THE TASK.
Below are entries to be transcribed exactly; exclude the pictures from the copy.
— start —
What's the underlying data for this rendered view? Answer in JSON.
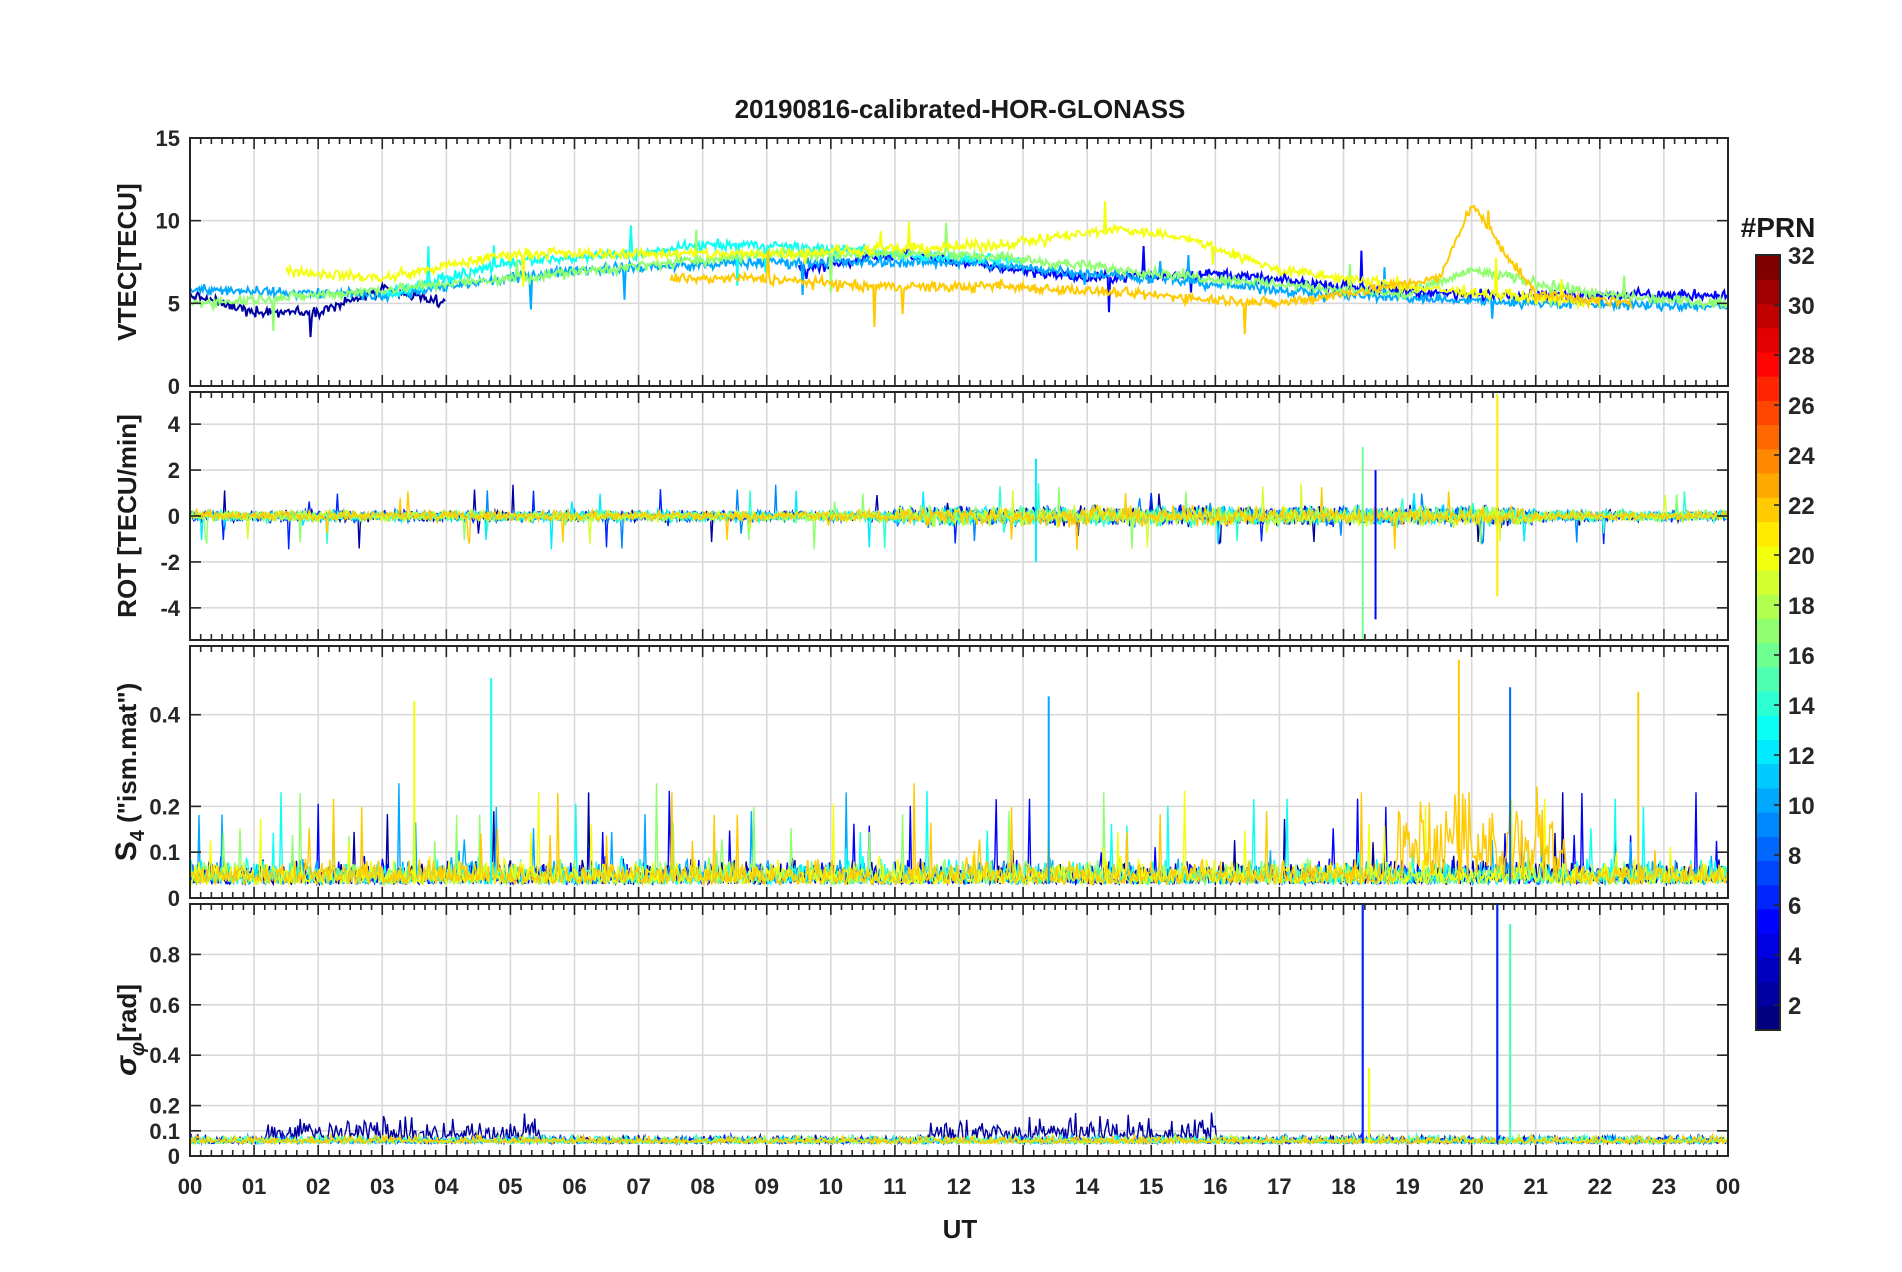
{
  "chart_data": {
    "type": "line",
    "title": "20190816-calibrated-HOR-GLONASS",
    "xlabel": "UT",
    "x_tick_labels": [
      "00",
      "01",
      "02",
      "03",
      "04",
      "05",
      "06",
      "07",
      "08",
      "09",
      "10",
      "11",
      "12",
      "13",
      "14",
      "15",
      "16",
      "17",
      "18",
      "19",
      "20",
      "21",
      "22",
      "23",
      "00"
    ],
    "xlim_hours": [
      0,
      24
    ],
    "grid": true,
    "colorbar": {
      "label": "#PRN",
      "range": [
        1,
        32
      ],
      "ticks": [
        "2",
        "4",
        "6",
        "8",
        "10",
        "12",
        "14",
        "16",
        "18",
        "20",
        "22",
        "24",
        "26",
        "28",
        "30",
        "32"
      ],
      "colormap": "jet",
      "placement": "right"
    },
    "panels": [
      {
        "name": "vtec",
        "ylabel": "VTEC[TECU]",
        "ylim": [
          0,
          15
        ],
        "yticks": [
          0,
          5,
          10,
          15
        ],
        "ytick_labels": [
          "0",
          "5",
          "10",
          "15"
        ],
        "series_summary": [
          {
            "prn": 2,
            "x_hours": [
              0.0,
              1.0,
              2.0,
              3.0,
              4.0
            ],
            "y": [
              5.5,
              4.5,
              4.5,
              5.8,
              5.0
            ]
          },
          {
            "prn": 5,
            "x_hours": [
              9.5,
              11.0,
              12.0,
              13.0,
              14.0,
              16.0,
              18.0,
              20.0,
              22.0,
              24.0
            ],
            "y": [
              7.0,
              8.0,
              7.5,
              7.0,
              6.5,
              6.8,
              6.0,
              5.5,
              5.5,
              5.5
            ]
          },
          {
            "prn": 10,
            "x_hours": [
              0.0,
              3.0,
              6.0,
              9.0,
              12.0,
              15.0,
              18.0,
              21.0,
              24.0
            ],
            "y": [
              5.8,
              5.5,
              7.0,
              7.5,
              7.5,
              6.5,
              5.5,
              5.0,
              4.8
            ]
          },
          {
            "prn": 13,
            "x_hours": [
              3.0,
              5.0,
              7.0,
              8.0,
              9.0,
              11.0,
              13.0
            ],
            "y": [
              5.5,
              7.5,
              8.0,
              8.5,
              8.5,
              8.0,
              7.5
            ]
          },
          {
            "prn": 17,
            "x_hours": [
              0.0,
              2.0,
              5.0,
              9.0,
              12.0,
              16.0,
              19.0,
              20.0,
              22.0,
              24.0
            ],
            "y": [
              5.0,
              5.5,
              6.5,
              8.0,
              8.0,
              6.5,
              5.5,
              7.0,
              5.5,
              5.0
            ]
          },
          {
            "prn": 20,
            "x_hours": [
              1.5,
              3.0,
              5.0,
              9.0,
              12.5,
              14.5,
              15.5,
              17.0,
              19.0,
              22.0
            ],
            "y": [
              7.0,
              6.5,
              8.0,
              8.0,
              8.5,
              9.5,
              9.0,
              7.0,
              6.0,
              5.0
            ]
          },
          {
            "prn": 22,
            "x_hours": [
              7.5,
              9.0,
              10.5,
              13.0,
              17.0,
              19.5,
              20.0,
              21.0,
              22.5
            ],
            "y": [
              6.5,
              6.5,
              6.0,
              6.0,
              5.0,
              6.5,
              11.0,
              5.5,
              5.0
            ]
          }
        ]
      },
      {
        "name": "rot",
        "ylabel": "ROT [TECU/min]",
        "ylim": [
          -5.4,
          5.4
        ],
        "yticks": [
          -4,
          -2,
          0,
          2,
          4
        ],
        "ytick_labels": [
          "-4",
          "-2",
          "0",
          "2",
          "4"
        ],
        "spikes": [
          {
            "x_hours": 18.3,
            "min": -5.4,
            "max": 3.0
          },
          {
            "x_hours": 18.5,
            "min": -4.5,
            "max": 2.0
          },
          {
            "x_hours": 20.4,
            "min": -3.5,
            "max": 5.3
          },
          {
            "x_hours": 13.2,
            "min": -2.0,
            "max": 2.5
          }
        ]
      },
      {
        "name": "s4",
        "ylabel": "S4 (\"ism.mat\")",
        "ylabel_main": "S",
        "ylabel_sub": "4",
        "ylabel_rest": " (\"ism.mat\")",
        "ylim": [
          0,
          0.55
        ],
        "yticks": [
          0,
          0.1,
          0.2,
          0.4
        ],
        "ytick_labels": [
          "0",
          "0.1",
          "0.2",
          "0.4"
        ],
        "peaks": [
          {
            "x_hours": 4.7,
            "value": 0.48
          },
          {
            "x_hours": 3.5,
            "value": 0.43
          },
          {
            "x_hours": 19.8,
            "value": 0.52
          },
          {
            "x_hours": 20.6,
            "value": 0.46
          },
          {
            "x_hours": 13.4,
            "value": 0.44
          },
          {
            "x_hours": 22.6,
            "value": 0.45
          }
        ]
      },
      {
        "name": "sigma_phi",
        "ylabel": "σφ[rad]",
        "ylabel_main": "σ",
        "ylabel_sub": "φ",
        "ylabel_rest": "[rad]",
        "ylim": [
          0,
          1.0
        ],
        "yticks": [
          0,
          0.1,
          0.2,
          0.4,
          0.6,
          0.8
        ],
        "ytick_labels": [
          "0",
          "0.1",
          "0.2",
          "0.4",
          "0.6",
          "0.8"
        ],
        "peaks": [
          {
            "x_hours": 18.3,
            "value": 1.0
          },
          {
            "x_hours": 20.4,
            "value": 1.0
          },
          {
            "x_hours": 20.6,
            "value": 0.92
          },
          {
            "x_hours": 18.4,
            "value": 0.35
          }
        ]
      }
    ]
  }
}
— end —
RESULT OF THE EXERCISE.
What's the underlying data for this rendered view? Answer in JSON.
{
  "chart_data": {
    "type": "line",
    "title": "20190816-calibrated-HOR-GLONASS",
    "xlabel": "UT",
    "x_tick_labels": [
      "00",
      "01",
      "02",
      "03",
      "04",
      "05",
      "06",
      "07",
      "08",
      "09",
      "10",
      "11",
      "12",
      "13",
      "14",
      "15",
      "16",
      "17",
      "18",
      "19",
      "20",
      "21",
      "22",
      "23",
      "00"
    ],
    "xlim_hours": [
      0,
      24
    ],
    "grid": true,
    "colorbar": {
      "label": "#PRN",
      "range": [
        1,
        32
      ],
      "ticks": [
        "2",
        "4",
        "6",
        "8",
        "10",
        "12",
        "14",
        "16",
        "18",
        "20",
        "22",
        "24",
        "26",
        "28",
        "30",
        "32"
      ],
      "colormap": "jet",
      "placement": "right"
    },
    "panels": [
      {
        "name": "vtec",
        "ylabel": "VTEC[TECU]",
        "ylim": [
          0,
          15
        ],
        "yticks": [
          0,
          5,
          10,
          15
        ],
        "ytick_labels": [
          "0",
          "5",
          "10",
          "15"
        ],
        "series_summary": [
          {
            "prn": 2,
            "x_hours": [
              0.0,
              1.0,
              2.0,
              3.0,
              4.0
            ],
            "y": [
              5.5,
              4.5,
              4.5,
              5.8,
              5.0
            ]
          },
          {
            "prn": 5,
            "x_hours": [
              9.5,
              11.0,
              12.0,
              13.0,
              14.0,
              16.0,
              18.0,
              20.0,
              22.0,
              24.0
            ],
            "y": [
              7.0,
              8.0,
              7.5,
              7.0,
              6.5,
              6.8,
              6.0,
              5.5,
              5.5,
              5.5
            ]
          },
          {
            "prn": 10,
            "x_hours": [
              0.0,
              3.0,
              6.0,
              9.0,
              12.0,
              15.0,
              18.0,
              21.0,
              24.0
            ],
            "y": [
              5.8,
              5.5,
              7.0,
              7.5,
              7.5,
              6.5,
              5.5,
              5.0,
              4.8
            ]
          },
          {
            "prn": 13,
            "x_hours": [
              3.0,
              5.0,
              7.0,
              8.0,
              9.0,
              11.0,
              13.0
            ],
            "y": [
              5.5,
              7.5,
              8.0,
              8.5,
              8.5,
              8.0,
              7.5
            ]
          },
          {
            "prn": 17,
            "x_hours": [
              0.0,
              2.0,
              5.0,
              9.0,
              12.0,
              16.0,
              19.0,
              20.0,
              22.0,
              24.0
            ],
            "y": [
              5.0,
              5.5,
              6.5,
              8.0,
              8.0,
              6.5,
              5.5,
              7.0,
              5.5,
              5.0
            ]
          },
          {
            "prn": 20,
            "x_hours": [
              1.5,
              3.0,
              5.0,
              9.0,
              12.5,
              14.5,
              15.5,
              17.0,
              19.0,
              22.0
            ],
            "y": [
              7.0,
              6.5,
              8.0,
              8.0,
              8.5,
              9.5,
              9.0,
              7.0,
              6.0,
              5.0
            ]
          },
          {
            "prn": 22,
            "x_hours": [
              7.5,
              9.0,
              10.5,
              13.0,
              17.0,
              19.5,
              20.0,
              21.0,
              22.5
            ],
            "y": [
              6.5,
              6.5,
              6.0,
              6.0,
              5.0,
              6.5,
              11.0,
              5.5,
              5.0
            ]
          }
        ]
      },
      {
        "name": "rot",
        "ylabel": "ROT [TECU/min]",
        "ylim": [
          -5.4,
          5.4
        ],
        "yticks": [
          -4,
          -2,
          0,
          2,
          4
        ],
        "ytick_labels": [
          "-4",
          "-2",
          "0",
          "2",
          "4"
        ],
        "spikes": [
          {
            "x_hours": 18.3,
            "min": -5.4,
            "max": 3.0
          },
          {
            "x_hours": 18.5,
            "min": -4.5,
            "max": 2.0
          },
          {
            "x_hours": 20.4,
            "min": -3.5,
            "max": 5.3
          },
          {
            "x_hours": 13.2,
            "min": -2.0,
            "max": 2.5
          }
        ]
      },
      {
        "name": "s4",
        "ylabel": "S4 (\"ism.mat\")",
        "ylabel_main": "S",
        "ylabel_sub": "4",
        "ylabel_rest": " (\"ism.mat\")",
        "ylim": [
          0,
          0.55
        ],
        "yticks": [
          0,
          0.1,
          0.2,
          0.4
        ],
        "ytick_labels": [
          "0",
          "0.1",
          "0.2",
          "0.4"
        ],
        "peaks": [
          {
            "x_hours": 4.7,
            "value": 0.48
          },
          {
            "x_hours": 3.5,
            "value": 0.43
          },
          {
            "x_hours": 19.8,
            "value": 0.52
          },
          {
            "x_hours": 20.6,
            "value": 0.46
          },
          {
            "x_hours": 13.4,
            "value": 0.44
          },
          {
            "x_hours": 22.6,
            "value": 0.45
          }
        ]
      },
      {
        "name": "sigma_phi",
        "ylabel": "σφ[rad]",
        "ylabel_main": "σ",
        "ylabel_sub": "φ",
        "ylabel_rest": "[rad]",
        "ylim": [
          0,
          1.0
        ],
        "yticks": [
          0,
          0.1,
          0.2,
          0.4,
          0.6,
          0.8
        ],
        "ytick_labels": [
          "0",
          "0.1",
          "0.2",
          "0.4",
          "0.6",
          "0.8"
        ],
        "peaks": [
          {
            "x_hours": 18.3,
            "value": 1.0
          },
          {
            "x_hours": 20.4,
            "value": 1.0
          },
          {
            "x_hours": 20.6,
            "value": 0.92
          },
          {
            "x_hours": 18.4,
            "value": 0.35
          }
        ]
      }
    ]
  }
}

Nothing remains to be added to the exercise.